Using the data beneath, show every line that includes the word "Total".

** BEGIN THE RECORDS **

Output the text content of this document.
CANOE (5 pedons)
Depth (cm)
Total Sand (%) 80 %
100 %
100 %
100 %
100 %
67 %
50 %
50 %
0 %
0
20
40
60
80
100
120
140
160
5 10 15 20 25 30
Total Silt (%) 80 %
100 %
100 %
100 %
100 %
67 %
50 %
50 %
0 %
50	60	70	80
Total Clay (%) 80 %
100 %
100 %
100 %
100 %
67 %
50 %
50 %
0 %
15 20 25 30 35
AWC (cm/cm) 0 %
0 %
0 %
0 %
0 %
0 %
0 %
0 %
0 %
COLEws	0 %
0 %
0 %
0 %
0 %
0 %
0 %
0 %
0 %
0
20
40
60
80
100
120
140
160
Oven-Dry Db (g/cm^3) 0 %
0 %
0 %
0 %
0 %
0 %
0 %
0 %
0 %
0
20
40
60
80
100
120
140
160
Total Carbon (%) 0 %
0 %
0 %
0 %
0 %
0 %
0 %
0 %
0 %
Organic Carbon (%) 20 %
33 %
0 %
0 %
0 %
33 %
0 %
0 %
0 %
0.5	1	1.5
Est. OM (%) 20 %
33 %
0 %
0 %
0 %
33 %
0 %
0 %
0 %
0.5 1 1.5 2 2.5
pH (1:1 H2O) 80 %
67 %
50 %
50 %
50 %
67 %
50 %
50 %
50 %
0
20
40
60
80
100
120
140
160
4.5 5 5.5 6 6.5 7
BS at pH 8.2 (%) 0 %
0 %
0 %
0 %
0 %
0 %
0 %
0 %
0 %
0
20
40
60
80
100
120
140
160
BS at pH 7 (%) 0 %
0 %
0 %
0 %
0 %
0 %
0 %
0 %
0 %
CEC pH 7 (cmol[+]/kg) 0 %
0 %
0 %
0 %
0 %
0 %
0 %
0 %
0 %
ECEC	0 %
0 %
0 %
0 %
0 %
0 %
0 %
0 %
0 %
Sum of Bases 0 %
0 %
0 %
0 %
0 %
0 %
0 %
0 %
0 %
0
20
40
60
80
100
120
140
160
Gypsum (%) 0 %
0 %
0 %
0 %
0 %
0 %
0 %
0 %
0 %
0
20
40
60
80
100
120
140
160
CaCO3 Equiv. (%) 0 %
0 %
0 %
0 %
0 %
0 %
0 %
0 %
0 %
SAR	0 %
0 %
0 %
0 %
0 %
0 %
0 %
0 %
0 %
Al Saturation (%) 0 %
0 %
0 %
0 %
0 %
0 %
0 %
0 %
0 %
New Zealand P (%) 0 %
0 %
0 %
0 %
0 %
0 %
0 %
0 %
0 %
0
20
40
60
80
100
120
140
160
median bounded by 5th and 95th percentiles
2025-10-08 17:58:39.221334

** END THE RECORDS **

§ **TASK SOLUTION**:
Total Sand (%) 80 %
Total Silt (%) 80 %
Total Clay (%) 80 %
Total Carbon (%) 0 %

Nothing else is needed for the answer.